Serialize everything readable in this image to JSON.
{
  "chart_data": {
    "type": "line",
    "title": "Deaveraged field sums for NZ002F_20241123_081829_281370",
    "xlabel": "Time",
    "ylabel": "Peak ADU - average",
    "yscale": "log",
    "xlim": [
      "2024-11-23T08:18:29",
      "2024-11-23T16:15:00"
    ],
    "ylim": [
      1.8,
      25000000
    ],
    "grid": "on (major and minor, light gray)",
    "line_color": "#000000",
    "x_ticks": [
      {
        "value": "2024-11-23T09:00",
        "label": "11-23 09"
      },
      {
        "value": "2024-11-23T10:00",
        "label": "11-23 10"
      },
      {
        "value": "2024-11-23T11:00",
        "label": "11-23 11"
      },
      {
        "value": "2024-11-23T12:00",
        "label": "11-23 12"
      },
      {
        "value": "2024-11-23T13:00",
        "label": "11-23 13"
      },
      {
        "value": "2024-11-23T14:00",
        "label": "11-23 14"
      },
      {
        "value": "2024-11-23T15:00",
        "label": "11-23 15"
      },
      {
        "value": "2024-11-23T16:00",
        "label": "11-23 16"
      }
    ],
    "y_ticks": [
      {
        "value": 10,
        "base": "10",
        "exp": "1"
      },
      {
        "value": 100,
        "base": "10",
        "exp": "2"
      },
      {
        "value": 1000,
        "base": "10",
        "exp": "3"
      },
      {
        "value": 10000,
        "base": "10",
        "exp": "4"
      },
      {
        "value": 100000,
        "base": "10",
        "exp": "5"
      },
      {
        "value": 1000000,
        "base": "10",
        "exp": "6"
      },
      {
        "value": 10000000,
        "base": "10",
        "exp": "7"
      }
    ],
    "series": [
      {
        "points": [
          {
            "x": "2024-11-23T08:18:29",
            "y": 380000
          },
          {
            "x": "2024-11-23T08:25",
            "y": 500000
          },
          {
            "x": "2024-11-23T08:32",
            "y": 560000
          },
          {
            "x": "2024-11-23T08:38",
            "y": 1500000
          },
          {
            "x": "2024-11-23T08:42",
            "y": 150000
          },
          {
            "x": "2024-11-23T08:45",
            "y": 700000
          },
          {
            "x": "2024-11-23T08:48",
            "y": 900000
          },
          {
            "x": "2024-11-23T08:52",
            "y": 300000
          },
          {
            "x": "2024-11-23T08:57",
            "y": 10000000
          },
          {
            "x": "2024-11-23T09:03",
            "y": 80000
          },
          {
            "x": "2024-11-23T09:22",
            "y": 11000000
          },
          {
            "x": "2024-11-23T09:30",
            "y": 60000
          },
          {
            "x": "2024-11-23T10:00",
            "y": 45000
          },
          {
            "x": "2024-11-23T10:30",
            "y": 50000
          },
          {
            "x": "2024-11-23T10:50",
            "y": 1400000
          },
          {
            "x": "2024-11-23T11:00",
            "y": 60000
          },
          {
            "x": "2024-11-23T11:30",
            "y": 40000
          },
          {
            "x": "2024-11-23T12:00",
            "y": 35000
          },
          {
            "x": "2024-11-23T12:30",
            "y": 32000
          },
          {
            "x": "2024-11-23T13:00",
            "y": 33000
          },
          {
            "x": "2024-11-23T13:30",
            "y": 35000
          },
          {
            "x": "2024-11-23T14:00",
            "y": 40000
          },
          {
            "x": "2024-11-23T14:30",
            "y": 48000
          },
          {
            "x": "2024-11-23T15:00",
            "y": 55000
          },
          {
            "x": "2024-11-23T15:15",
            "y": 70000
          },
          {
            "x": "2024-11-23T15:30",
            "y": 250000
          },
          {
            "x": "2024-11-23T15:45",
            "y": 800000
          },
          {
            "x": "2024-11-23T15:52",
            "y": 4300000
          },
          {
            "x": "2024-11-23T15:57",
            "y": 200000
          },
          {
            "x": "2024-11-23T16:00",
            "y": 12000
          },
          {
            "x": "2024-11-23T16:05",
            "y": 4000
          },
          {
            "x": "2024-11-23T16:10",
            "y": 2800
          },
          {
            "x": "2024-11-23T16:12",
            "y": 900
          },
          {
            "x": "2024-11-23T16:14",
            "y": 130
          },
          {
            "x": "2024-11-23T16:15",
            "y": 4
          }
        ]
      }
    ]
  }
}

··········

Task instructions
Repeat the data verbatim.

Final answer
Serialize everything readable in this image to JSON.
{
  "chart_data": {
    "type": "line",
    "title": "Deaveraged field sums for NZ002F_20241123_081829_281370",
    "xlabel": "Time",
    "ylabel": "Peak ADU - average",
    "yscale": "log",
    "xlim": [
      "2024-11-23T08:18:29",
      "2024-11-23T16:15:00"
    ],
    "ylim": [
      1.8,
      25000000
    ],
    "grid": "on (major and minor, light gray)",
    "line_color": "#000000",
    "x_ticks": [
      {
        "value": "2024-11-23T09:00",
        "label": "11-23 09"
      },
      {
        "value": "2024-11-23T10:00",
        "label": "11-23 10"
      },
      {
        "value": "2024-11-23T11:00",
        "label": "11-23 11"
      },
      {
        "value": "2024-11-23T12:00",
        "label": "11-23 12"
      },
      {
        "value": "2024-11-23T13:00",
        "label": "11-23 13"
      },
      {
        "value": "2024-11-23T14:00",
        "label": "11-23 14"
      },
      {
        "value": "2024-11-23T15:00",
        "label": "11-23 15"
      },
      {
        "value": "2024-11-23T16:00",
        "label": "11-23 16"
      }
    ],
    "y_ticks": [
      {
        "value": 10,
        "base": "10",
        "exp": "1"
      },
      {
        "value": 100,
        "base": "10",
        "exp": "2"
      },
      {
        "value": 1000,
        "base": "10",
        "exp": "3"
      },
      {
        "value": 10000,
        "base": "10",
        "exp": "4"
      },
      {
        "value": 100000,
        "base": "10",
        "exp": "5"
      },
      {
        "value": 1000000,
        "base": "10",
        "exp": "6"
      },
      {
        "value": 10000000,
        "base": "10",
        "exp": "7"
      }
    ],
    "series": [
      {
        "points": [
          {
            "x": "2024-11-23T08:18:29",
            "y": 380000
          },
          {
            "x": "2024-11-23T08:25",
            "y": 500000
          },
          {
            "x": "2024-11-23T08:32",
            "y": 560000
          },
          {
            "x": "2024-11-23T08:38",
            "y": 1500000
          },
          {
            "x": "2024-11-23T08:42",
            "y": 150000
          },
          {
            "x": "2024-11-23T08:45",
            "y": 700000
          },
          {
            "x": "2024-11-23T08:48",
            "y": 900000
          },
          {
            "x": "2024-11-23T08:52",
            "y": 300000
          },
          {
            "x": "2024-11-23T08:57",
            "y": 10000000
          },
          {
            "x": "2024-11-23T09:03",
            "y": 80000
          },
          {
            "x": "2024-11-23T09:22",
            "y": 11000000
          },
          {
            "x": "2024-11-23T09:30",
            "y": 60000
          },
          {
            "x": "2024-11-23T10:00",
            "y": 45000
          },
          {
            "x": "2024-11-23T10:30",
            "y": 50000
          },
          {
            "x": "2024-11-23T10:50",
            "y": 1400000
          },
          {
            "x": "2024-11-23T11:00",
            "y": 60000
          },
          {
            "x": "2024-11-23T11:30",
            "y": 40000
          },
          {
            "x": "2024-11-23T12:00",
            "y": 35000
          },
          {
            "x": "2024-11-23T12:30",
            "y": 32000
          },
          {
            "x": "2024-11-23T13:00",
            "y": 33000
          },
          {
            "x": "2024-11-23T13:30",
            "y": 35000
          },
          {
            "x": "2024-11-23T14:00",
            "y": 40000
          },
          {
            "x": "2024-11-23T14:30",
            "y": 48000
          },
          {
            "x": "2024-11-23T15:00",
            "y": 55000
          },
          {
            "x": "2024-11-23T15:15",
            "y": 70000
          },
          {
            "x": "2024-11-23T15:30",
            "y": 250000
          },
          {
            "x": "2024-11-23T15:45",
            "y": 800000
          },
          {
            "x": "2024-11-23T15:52",
            "y": 4300000
          },
          {
            "x": "2024-11-23T15:57",
            "y": 200000
          },
          {
            "x": "2024-11-23T16:00",
            "y": 12000
          },
          {
            "x": "2024-11-23T16:05",
            "y": 4000
          },
          {
            "x": "2024-11-23T16:10",
            "y": 2800
          },
          {
            "x": "2024-11-23T16:12",
            "y": 900
          },
          {
            "x": "2024-11-23T16:14",
            "y": 130
          },
          {
            "x": "2024-11-23T16:15",
            "y": 4
          }
        ]
      }
    ]
  }
}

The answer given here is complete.